Take the entries below and reproduce them word for word.

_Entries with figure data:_
————————

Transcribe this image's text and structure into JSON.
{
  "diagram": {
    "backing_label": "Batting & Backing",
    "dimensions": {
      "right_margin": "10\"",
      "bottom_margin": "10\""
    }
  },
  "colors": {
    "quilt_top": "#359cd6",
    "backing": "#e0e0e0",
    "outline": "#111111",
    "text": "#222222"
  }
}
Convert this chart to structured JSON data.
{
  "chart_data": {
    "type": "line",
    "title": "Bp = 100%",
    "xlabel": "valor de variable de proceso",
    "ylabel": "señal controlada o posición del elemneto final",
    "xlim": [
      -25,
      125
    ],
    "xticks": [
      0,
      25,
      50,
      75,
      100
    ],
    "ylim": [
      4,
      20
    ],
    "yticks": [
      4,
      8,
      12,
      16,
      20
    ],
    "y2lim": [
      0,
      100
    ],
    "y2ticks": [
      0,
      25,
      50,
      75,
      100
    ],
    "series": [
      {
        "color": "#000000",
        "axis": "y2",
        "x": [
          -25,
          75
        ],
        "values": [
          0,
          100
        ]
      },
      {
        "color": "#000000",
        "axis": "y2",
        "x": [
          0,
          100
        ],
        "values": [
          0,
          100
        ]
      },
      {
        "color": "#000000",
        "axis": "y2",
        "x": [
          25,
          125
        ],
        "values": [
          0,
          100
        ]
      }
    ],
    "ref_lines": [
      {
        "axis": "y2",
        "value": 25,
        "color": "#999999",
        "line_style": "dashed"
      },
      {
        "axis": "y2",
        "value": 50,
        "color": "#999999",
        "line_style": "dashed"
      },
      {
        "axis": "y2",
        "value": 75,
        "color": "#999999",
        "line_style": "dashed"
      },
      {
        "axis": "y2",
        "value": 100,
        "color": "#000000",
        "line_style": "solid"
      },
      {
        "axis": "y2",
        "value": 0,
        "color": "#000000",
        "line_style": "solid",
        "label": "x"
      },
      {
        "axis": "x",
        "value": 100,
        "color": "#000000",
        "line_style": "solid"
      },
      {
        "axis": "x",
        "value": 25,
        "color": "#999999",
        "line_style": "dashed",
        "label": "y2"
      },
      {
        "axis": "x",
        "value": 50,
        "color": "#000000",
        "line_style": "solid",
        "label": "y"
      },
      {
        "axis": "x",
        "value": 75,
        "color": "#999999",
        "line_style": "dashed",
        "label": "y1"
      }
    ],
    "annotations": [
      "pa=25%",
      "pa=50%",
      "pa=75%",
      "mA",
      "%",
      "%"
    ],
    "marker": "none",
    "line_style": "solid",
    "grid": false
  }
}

————————

_Response to this exercise:_
Transcribe this image's text and structure into JSON.
{
  "diagram": {
    "backing_label": "Batting & Backing",
    "dimensions": {
      "right_margin": "10\"",
      "bottom_margin": "10\""
    }
  },
  "colors": {
    "quilt_top": "#359cd6",
    "backing": "#e0e0e0",
    "outline": "#111111",
    "text": "#222222"
  }
}
Convert this chart to structured JSON data.
{
  "chart_data": {
    "type": "line",
    "title": "Bp = 100%",
    "xlabel": "valor de variable de proceso",
    "ylabel": "señal controlada o posición del elemneto final",
    "xlim": [
      -25,
      125
    ],
    "xticks": [
      0,
      25,
      50,
      75,
      100
    ],
    "ylim": [
      4,
      20
    ],
    "yticks": [
      4,
      8,
      12,
      16,
      20
    ],
    "y2lim": [
      0,
      100
    ],
    "y2ticks": [
      0,
      25,
      50,
      75,
      100
    ],
    "series": [
      {
        "color": "#000000",
        "axis": "y2",
        "x": [
          -25,
          75
        ],
        "values": [
          0,
          100
        ]
      },
      {
        "color": "#000000",
        "axis": "y2",
        "x": [
          0,
          100
        ],
        "values": [
          0,
          100
        ]
      },
      {
        "color": "#000000",
        "axis": "y2",
        "x": [
          25,
          125
        ],
        "values": [
          0,
          100
        ]
      }
    ],
    "ref_lines": [
      {
        "axis": "y2",
        "value": 25,
        "color": "#999999",
        "line_style": "dashed"
      },
      {
        "axis": "y2",
        "value": 50,
        "color": "#999999",
        "line_style": "dashed"
      },
      {
        "axis": "y2",
        "value": 75,
        "color": "#999999",
        "line_style": "dashed"
      },
      {
        "axis": "y2",
        "value": 100,
        "color": "#000000",
        "line_style": "solid"
      },
      {
        "axis": "y2",
        "value": 0,
        "color": "#000000",
        "line_style": "solid",
        "label": "x"
      },
      {
        "axis": "x",
        "value": 100,
        "color": "#000000",
        "line_style": "solid"
      },
      {
        "axis": "x",
        "value": 25,
        "color": "#999999",
        "line_style": "dashed",
        "label": "y2"
      },
      {
        "axis": "x",
        "value": 50,
        "color": "#000000",
        "line_style": "solid",
        "label": "y"
      },
      {
        "axis": "x",
        "value": 75,
        "color": "#999999",
        "line_style": "dashed",
        "label": "y1"
      }
    ],
    "annotations": [
      "pa=25%",
      "pa=50%",
      "pa=75%",
      "mA",
      "%",
      "%"
    ],
    "marker": "none",
    "line_style": "solid",
    "grid": false
  }
}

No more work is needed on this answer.